▸ TASK TO COMPLETE: Set down each record below precisely, skipping the pictures.

▸ RECORDED DATA:
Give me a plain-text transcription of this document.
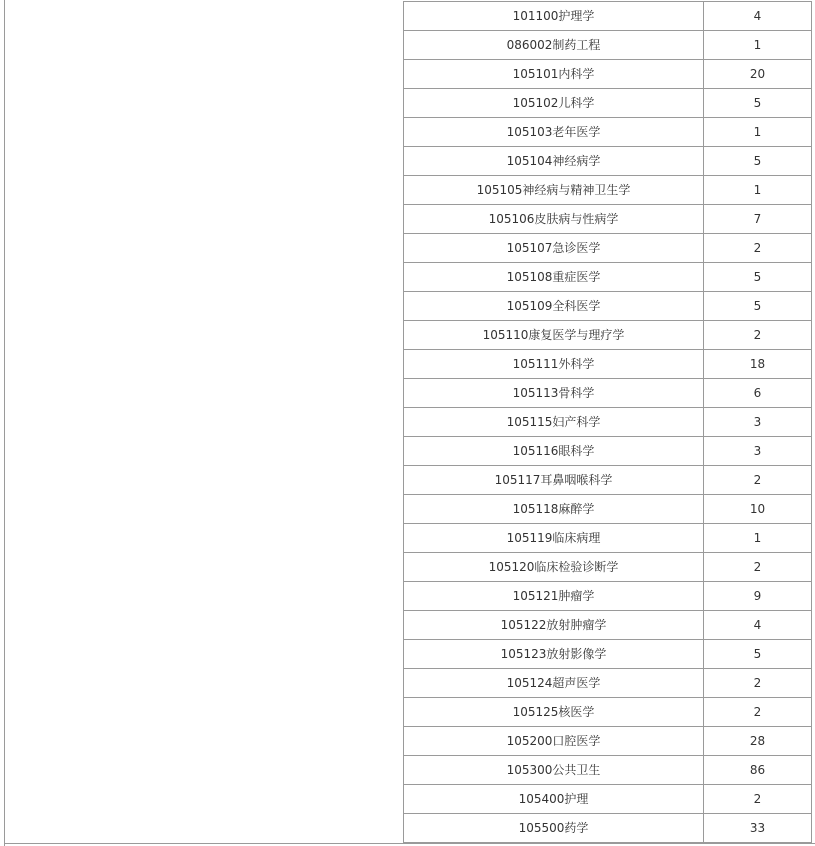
101100护理学	4
086002制药工程	1
105101内科学	20
105102儿科学	5
105103老年医学	1
105104神经病学	5
105105神经病与精神卫生学	1
105106皮肤病与性病学	7
105107急诊医学	2
105108重症医学	5
105109全科医学	5
105110康复医学与理疗学	2
105111外科学	18
105113骨科学	6
105115妇产科学	3
105116眼科学	3
105117耳鼻咽喉科学	2
105118麻醉学	10
105119临床病理	1
105120临床检验诊断学	2
105121肿瘤学	9
105122放射肿瘤学	4
105123放射影像学	5
105124超声医学	2
105125核医学	2
105200口腔医学	28
105300公共卫生	86
105400护理	2
105500药学	33
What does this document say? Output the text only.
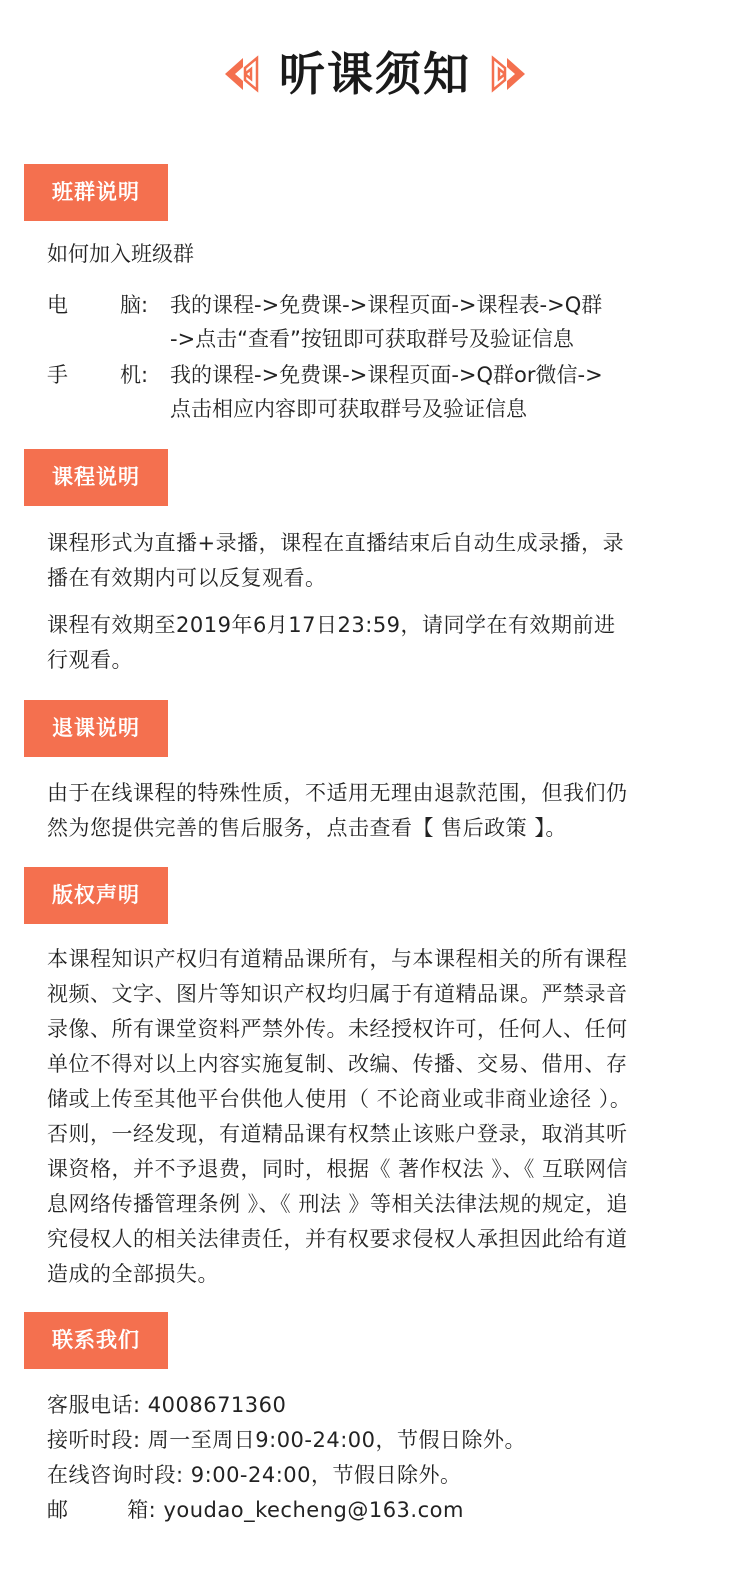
听课须知
班群说明
如何加入班级群
电	脑:	我的课程->免费课->课程页面->课程表->Q群
->点击“查看”按钮即可获取群号及验证信息
手	机:	我的课程->免费课->课程页面->Q群or微信->
点击相应内容即可获取群号及验证信息
课程说明
课程形式为直播+录播，课程在直播结束后自动生成录播，录
播在有效期内可以反复观看。
课程有效期至2019年6月17日23:59，请同学在有效期前进
行观看。
退课说明
由于在线课程的特殊性质，不适用无理由退款范围，但我们仍
然为您提供完善的售后服务，点击查看【 售后政策 】。
版权声明
本课程知识产权归有道精品课所有，与本课程相关的所有课程
视频、文字、图片等知识产权均归属于有道精品课。严禁录音
录像、所有课堂资料严禁外传。未经授权许可，任何人、任何
单位不得对以上内容实施复制、改编、传播、交易、借用、存
储或上传至其他平台供他人使用（ 不论商业或非商业途径 ）。
否则，一经发现，有道精品课有权禁止该账户登录，取消其听
课资格，并不予退费，同时，根据《 著作权法 》、《 互联网信
息网络传播管理条例 》、《 刑法 》等相关法律法规的规定，追
究侵权人的相关法律责任，并有权要求侵权人承担因此给有道
造成的全部损失。
联系我们
客服电话: 4008671360
接听时段: 周一至周日9:00-24:00，节假日除外。
在线咨询时段: 9:00-24:00，节假日除外。
邮	箱: youdao_kecheng@163.com
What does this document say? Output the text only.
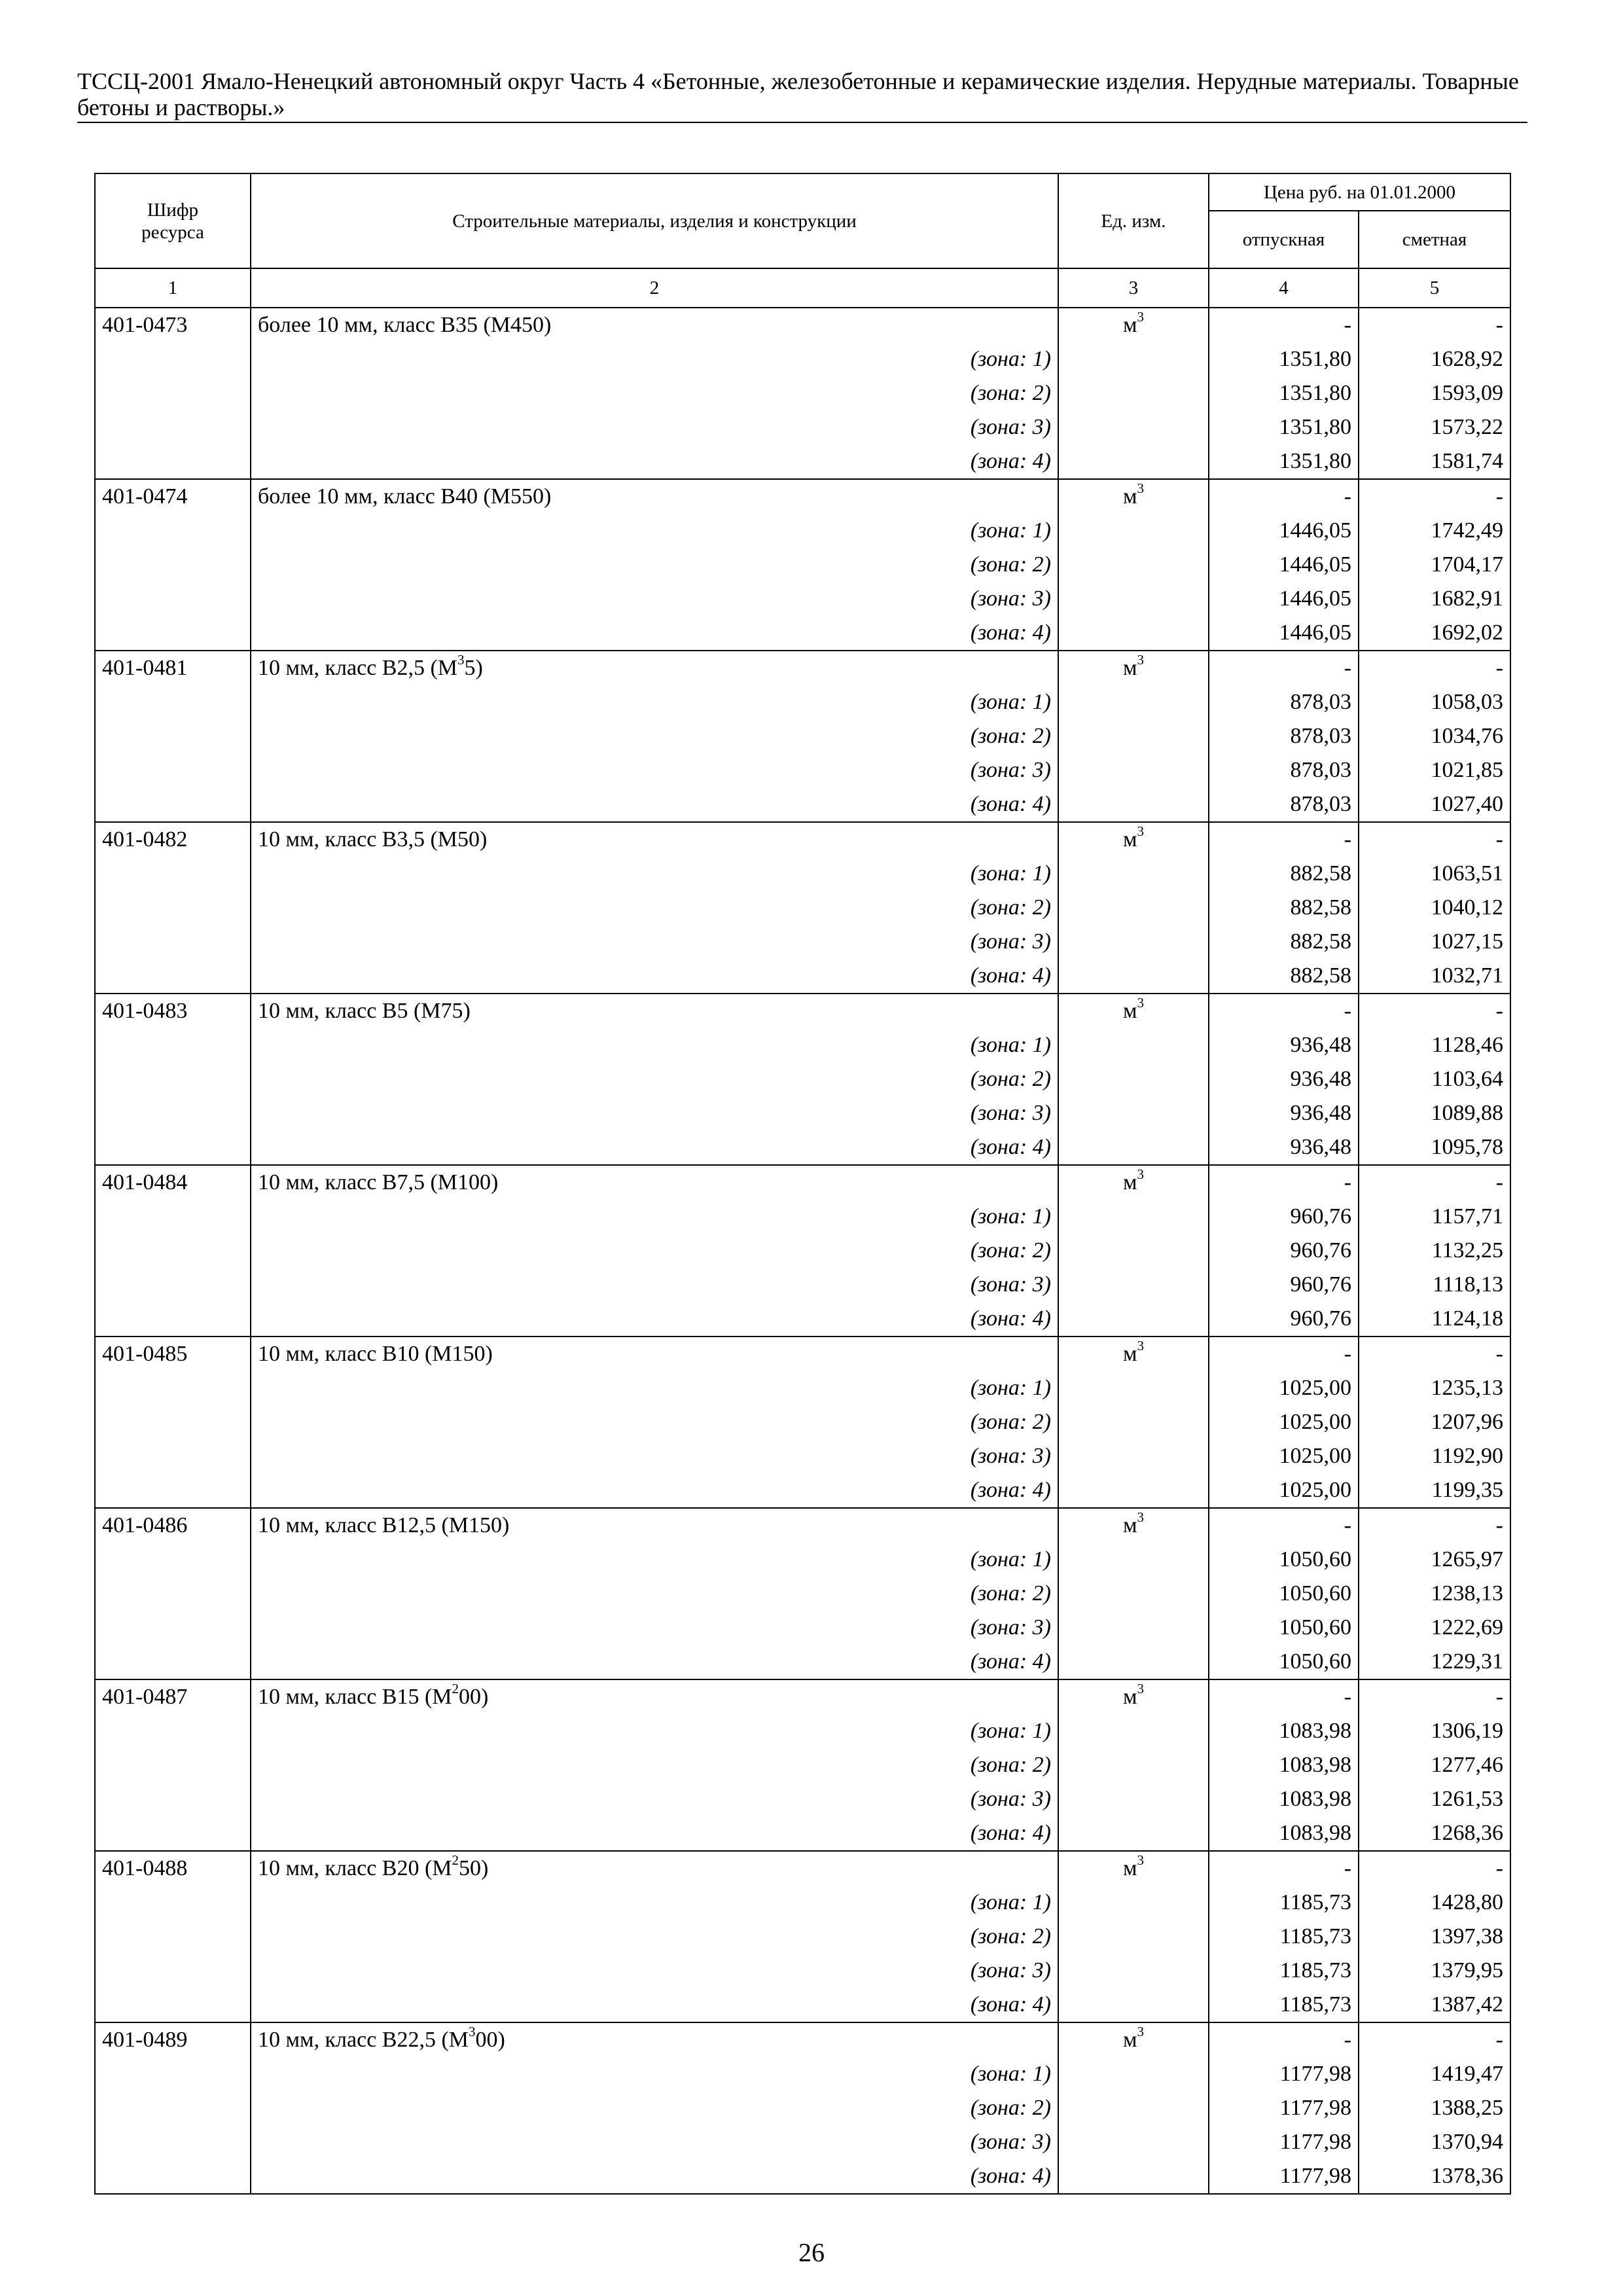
ТССЦ-2001 Ямало-Ненецкий автономный округ Часть 4 «Бетонные, железобетонные и керамические изделия. Нерудные материалы. Товарные бетоны и растворы.»
Шифр ресурса	Строительные материалы, изделия и конструкции	Ед. изм.	Цена руб. на 01.01.2000	
			отпускная	сметная
1	2	3	4	5
401-0473	более 10 мм, класс В35 (М450)	$м^3$	-	-
	(зона: 1)		1351,80	1628,92
	(зона: 2)		1351,80	1593,09
	(зона: 3)		1351,80	1573,22
	(зона: 4)		1351,80	1581,74
401-0474	более 10 мм, класс В40 (М550)	$м^3$	-	-
	(зона: 1)		1446,05	1742,49
	(зона: 2)		1446,05	1704,17
	(зона: 3)		1446,05	1682,91
	(зона: 4)		1446,05	1692,02
401-0481	10 мм, класс В2,5 $(М^35)$	$м^3$	-	-
	(зона: 1)		878,03	1058,03
	(зона: 2)		878,03	1034,76
	(зона: 3)		878,03	1021,85
	(зона: 4)		878,03	1027,40
401-0482	10 мм, класс В3,5 (М50)	$м^3$	-	-
	(зона: 1)		882,58	1063,51
	(зона: 2)		882,58	1040,12
	(зона: 3)		882,58	1027,15
	(зона: 4)		882,58	1032,71
401-0483	10 мм, класс В5 (М75)	$м^3$	-	-
	(зона: 1)		936,48	1128,46
	(зона: 2)		936,48	1103,64
	(зона: 3)		936,48	1089,88
	(зона: 4)		936,48	1095,78
401-0484	10 мм, класс В7,5 (М100)	$м^3$	-	-
	(зона: 1)		960,76	1157,71
	(зона: 2)		960,76	1132,25
	(зона: 3)		960,76	1118,13
	(зона: 4)		960,76	1124,18
401-0485	10 мм, класс В10 (М150)	$м^3$	-	-
	(зона: 1)		1025,00	1235,13
	(зона: 2)		1025,00	1207,96
	(зона: 3)		1025,00	1192,90
	(зона: 4)		1025,00	1199,35
401-0486	10 мм, класс В12,5 (М150)	$м^3$	-	-
	(зона: 1)		1050,60	1265,97
	(зона: 2)		1050,60	1238,13
	(зона: 3)		1050,60	1222,69
	(зона: 4)		1050,60	1229,31
401-0487	10 мм, класс В15 $(М^200)$	$м^3$	-	-
	(зона: 1)		1083,98	1306,19
	(зона: 2)		1083,98	1277,46
	(зона: 3)		1083,98	1261,53
	(зона: 4)		1083,98	1268,36
401-0488	10 мм, класс В20 $(М^250)$	$м^3$	-	-
	(зона: 1)		1185,73	1428,80
	(зона: 2)		1185,73	1397,38
	(зона: 3)		1185,73	1379,95
	(зона: 4)		1185,73	1387,42
401-0489	10 мм, класс В22,5 $(М^300)$	$м^3$	-	-
	(зона: 1)		1177,98	1419,47
	(зона: 2)		1177,98	1388,25
	(зона: 3)		1177,98	1370,94
	(зона: 4)		1177,98	1378,36
26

▸ OUTPUT OF THE TASK:
Give me a plain-text transcription of this document.
101100护理学	4
086002制药工程	1
105101内科学	20
105102儿科学	5
105103老年医学	1
105104神经病学	5
105105神经病与精神卫生学	1
105106皮肤病与性病学	7
105107急诊医学	2
105108重症医学	5
105109全科医学	5
105110康复医学与理疗学	2
105111外科学	18
105113骨科学	6
105115妇产科学	3
105116眼科学	3
105117耳鼻咽喉科学	2
105118麻醉学	10
105119临床病理	1
105120临床检验诊断学	2
105121肿瘤学	9
105122放射肿瘤学	4
105123放射影像学	5
105124超声医学	2
105125核医学	2
105200口腔医学	28
105300公共卫生	86
105400护理	2
105500药学	33
What does this document say? Output the text only.
听课须知
班群说明
如何加入班级群
电	脑:	我的课程->免费课->课程页面->课程表->Q群
->点击“查看”按钮即可获取群号及验证信息
手	机:	我的课程->免费课->课程页面->Q群or微信->
点击相应内容即可获取群号及验证信息
课程说明
课程形式为直播+录播，课程在直播结束后自动生成录播，录
播在有效期内可以反复观看。
课程有效期至2019年6月17日23:59，请同学在有效期前进
行观看。
退课说明
由于在线课程的特殊性质，不适用无理由退款范围，但我们仍
然为您提供完善的售后服务，点击查看【 售后政策 】。
版权声明
本课程知识产权归有道精品课所有，与本课程相关的所有课程
视频、文字、图片等知识产权均归属于有道精品课。严禁录音
录像、所有课堂资料严禁外传。未经授权许可，任何人、任何
单位不得对以上内容实施复制、改编、传播、交易、借用、存
储或上传至其他平台供他人使用（ 不论商业或非商业途径 ）。
否则，一经发现，有道精品课有权禁止该账户登录，取消其听
课资格，并不予退费，同时，根据《 著作权法 》、《 互联网信
息网络传播管理条例 》、《 刑法 》等相关法律法规的规定，追
究侵权人的相关法律责任，并有权要求侵权人承担因此给有道
造成的全部损失。
联系我们
客服电话: 4008671360
接听时段: 周一至周日9:00-24:00，节假日除外。
在线咨询时段: 9:00-24:00，节假日除外。
邮	箱: youdao_kecheng@163.com
What does this document say? Output the text only.
ТССЦ-2001 Ямало-Ненецкий автономный округ Часть 4 «Бетонные, железобетонные и керамические изделия. Нерудные материалы. Товарные бетоны и растворы.»
Шифр ресурса	Строительные материалы, изделия и конструкции	Ед. изм.	Цена руб. на 01.01.2000	
			отпускная	сметная
1	2	3	4	5
401-0473	более 10 мм, класс В35 (М450)	$м^3$	-	-
	(зона: 1)		1351,80	1628,92
	(зона: 2)		1351,80	1593,09
	(зона: 3)		1351,80	1573,22
	(зона: 4)		1351,80	1581,74
401-0474	более 10 мм, класс В40 (М550)	$м^3$	-	-
	(зона: 1)		1446,05	1742,49
	(зона: 2)		1446,05	1704,17
	(зона: 3)		1446,05	1682,91
	(зона: 4)		1446,05	1692,02
401-0481	10 мм, класс В2,5 $(М^35)$	$м^3$	-	-
	(зона: 1)		878,03	1058,03
	(зона: 2)		878,03	1034,76
	(зона: 3)		878,03	1021,85
	(зона: 4)		878,03	1027,40
401-0482	10 мм, класс В3,5 (М50)	$м^3$	-	-
	(зона: 1)		882,58	1063,51
	(зона: 2)		882,58	1040,12
	(зона: 3)		882,58	1027,15
	(зона: 4)		882,58	1032,71
401-0483	10 мм, класс В5 (М75)	$м^3$	-	-
	(зона: 1)		936,48	1128,46
	(зона: 2)		936,48	1103,64
	(зона: 3)		936,48	1089,88
	(зона: 4)		936,48	1095,78
401-0484	10 мм, класс В7,5 (М100)	$м^3$	-	-
	(зона: 1)		960,76	1157,71
	(зона: 2)		960,76	1132,25
	(зона: 3)		960,76	1118,13
	(зона: 4)		960,76	1124,18
401-0485	10 мм, класс В10 (М150)	$м^3$	-	-
	(зона: 1)		1025,00	1235,13
	(зона: 2)		1025,00	1207,96
	(зона: 3)		1025,00	1192,90
	(зона: 4)		1025,00	1199,35
401-0486	10 мм, класс В12,5 (М150)	$м^3$	-	-
	(зона: 1)		1050,60	1265,97
	(зона: 2)		1050,60	1238,13
	(зона: 3)		1050,60	1222,69
	(зона: 4)		1050,60	1229,31
401-0487	10 мм, класс В15 $(М^200)$	$м^3$	-	-
	(зона: 1)		1083,98	1306,19
	(зона: 2)		1083,98	1277,46
	(зона: 3)		1083,98	1261,53
	(зона: 4)		1083,98	1268,36
401-0488	10 мм, класс В20 $(М^250)$	$м^3$	-	-
	(зона: 1)		1185,73	1428,80
	(зона: 2)		1185,73	1397,38
	(зона: 3)		1185,73	1379,95
	(зона: 4)		1185,73	1387,42
401-0489	10 мм, класс В22,5 $(М^300)$	$м^3$	-	-
	(зона: 1)		1177,98	1419,47
	(зона: 2)		1177,98	1388,25
	(зона: 3)		1177,98	1370,94
	(зона: 4)		1177,98	1378,36
26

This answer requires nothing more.